§ Provided records
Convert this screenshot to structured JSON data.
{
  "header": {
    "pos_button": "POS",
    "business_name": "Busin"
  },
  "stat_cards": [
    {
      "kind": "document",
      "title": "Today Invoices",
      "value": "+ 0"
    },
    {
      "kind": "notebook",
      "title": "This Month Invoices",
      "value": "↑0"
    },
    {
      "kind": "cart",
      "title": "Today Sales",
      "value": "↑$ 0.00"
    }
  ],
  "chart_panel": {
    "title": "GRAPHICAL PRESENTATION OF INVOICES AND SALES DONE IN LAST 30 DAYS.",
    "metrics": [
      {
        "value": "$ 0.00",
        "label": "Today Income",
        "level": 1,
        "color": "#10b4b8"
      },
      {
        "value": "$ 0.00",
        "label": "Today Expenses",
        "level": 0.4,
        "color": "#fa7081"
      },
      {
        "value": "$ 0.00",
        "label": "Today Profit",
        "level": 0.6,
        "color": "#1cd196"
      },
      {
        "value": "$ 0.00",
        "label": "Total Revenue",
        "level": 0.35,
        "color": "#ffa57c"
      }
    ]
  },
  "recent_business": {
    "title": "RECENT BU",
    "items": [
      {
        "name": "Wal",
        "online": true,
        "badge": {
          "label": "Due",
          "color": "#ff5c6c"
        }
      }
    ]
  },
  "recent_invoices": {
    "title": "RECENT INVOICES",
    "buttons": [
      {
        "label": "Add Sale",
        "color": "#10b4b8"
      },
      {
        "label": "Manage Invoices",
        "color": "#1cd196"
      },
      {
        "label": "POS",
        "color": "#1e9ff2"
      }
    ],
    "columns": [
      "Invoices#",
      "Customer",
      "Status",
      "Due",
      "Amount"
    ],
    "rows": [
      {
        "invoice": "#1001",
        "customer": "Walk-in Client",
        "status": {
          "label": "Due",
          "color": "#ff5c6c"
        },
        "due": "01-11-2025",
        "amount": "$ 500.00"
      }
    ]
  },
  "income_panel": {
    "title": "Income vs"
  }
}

§ Task instructions
Wherever "title" shows up in a line, copy that line.

§ Expected answer
      "title": "Today Invoices",
      "title": "This Month Invoices",
      "title": "Today Sales",
    "title": "GRAPHICAL PRESENTATION OF INVOICES AND SALES DONE IN LAST 30 DAYS.",
    "title": "RECENT BU",
    "title": "RECENT INVOICES",
    "title": "Income vs"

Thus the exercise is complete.